▶ _Source records_
--------------------
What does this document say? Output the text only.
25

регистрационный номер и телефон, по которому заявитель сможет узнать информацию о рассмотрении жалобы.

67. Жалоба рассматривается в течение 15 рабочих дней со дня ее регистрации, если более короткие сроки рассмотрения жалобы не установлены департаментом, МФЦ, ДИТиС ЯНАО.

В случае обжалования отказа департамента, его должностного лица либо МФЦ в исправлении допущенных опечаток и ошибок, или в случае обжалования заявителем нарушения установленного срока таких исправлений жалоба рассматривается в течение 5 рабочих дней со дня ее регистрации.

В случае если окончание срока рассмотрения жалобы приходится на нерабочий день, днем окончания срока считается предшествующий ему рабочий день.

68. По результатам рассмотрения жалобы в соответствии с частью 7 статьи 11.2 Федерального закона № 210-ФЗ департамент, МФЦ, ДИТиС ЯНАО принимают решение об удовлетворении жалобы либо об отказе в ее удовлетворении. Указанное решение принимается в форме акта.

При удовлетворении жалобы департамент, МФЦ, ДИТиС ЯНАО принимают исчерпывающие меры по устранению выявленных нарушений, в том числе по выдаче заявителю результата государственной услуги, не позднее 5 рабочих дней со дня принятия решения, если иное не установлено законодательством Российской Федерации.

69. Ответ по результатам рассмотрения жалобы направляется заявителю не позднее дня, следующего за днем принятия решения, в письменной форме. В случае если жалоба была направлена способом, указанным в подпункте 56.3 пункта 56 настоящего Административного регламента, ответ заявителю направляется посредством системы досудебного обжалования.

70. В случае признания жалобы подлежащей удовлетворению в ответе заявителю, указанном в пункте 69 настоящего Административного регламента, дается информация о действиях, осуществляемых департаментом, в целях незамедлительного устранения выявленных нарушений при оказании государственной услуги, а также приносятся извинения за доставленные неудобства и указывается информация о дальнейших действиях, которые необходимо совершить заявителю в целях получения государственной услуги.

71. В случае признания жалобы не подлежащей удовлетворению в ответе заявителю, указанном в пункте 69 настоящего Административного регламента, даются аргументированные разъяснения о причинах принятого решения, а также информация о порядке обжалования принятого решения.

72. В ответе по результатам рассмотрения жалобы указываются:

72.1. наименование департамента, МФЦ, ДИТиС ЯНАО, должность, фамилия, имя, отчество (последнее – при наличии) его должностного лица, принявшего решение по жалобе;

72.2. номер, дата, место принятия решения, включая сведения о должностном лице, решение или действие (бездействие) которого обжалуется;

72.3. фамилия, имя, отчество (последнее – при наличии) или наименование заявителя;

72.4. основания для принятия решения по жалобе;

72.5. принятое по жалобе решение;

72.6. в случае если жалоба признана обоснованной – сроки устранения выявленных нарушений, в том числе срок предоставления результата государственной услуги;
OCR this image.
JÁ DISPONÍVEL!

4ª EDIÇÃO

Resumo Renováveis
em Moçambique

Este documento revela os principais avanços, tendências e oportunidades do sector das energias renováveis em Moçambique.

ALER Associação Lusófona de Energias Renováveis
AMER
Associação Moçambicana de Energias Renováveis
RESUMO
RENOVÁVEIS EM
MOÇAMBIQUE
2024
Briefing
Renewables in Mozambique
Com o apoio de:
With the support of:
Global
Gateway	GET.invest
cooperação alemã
--------------------
▶ _Task goal_
Where a line in the entries holds the word "наличии", copy that line.

▶ _Output_
72.1. наименование департамента, МФЦ, ДИТиС ЯНАО, должность, фамилия, имя, отчество (последнее – при наличии) его должностного лица, принявшего решение по жалобе;
72.3. фамилия, имя, отчество (последнее – при наличии) или наименование заявителя;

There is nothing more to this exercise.